> [EXERCISE REQUIREMENTS]
From the entries below, pull out each line where "Accounting" appears.

Entries taken from a collection
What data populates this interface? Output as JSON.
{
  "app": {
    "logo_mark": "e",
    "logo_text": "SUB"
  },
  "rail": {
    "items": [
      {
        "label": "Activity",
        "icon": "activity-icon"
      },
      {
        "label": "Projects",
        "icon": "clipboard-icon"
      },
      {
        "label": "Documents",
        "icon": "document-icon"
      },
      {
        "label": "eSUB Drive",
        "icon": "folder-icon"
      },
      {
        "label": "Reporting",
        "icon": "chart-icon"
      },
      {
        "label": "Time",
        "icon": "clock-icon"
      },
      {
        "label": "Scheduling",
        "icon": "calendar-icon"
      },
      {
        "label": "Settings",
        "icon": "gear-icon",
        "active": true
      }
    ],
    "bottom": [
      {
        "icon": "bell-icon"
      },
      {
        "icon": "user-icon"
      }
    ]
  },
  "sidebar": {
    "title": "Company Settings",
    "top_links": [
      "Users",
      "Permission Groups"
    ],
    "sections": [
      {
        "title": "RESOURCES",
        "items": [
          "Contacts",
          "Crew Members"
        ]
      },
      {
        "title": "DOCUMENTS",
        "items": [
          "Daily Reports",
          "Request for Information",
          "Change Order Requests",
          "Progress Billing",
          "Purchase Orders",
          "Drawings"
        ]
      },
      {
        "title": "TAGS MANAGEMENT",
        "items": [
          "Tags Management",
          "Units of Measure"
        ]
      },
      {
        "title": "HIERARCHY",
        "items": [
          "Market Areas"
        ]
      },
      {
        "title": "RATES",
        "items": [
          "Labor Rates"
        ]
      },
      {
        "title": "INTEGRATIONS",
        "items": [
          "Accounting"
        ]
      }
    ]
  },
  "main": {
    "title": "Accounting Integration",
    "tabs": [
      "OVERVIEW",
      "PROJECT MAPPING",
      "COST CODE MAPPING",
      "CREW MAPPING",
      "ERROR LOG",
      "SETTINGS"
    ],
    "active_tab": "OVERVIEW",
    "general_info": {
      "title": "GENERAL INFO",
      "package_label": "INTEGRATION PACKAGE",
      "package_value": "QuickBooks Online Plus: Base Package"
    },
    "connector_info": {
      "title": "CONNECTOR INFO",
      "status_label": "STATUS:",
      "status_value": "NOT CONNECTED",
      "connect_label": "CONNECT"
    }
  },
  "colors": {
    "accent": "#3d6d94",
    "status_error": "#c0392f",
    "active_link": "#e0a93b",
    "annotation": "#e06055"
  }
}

> [OUTPUT]
          "Accounting"
    "title": "Accounting Integration",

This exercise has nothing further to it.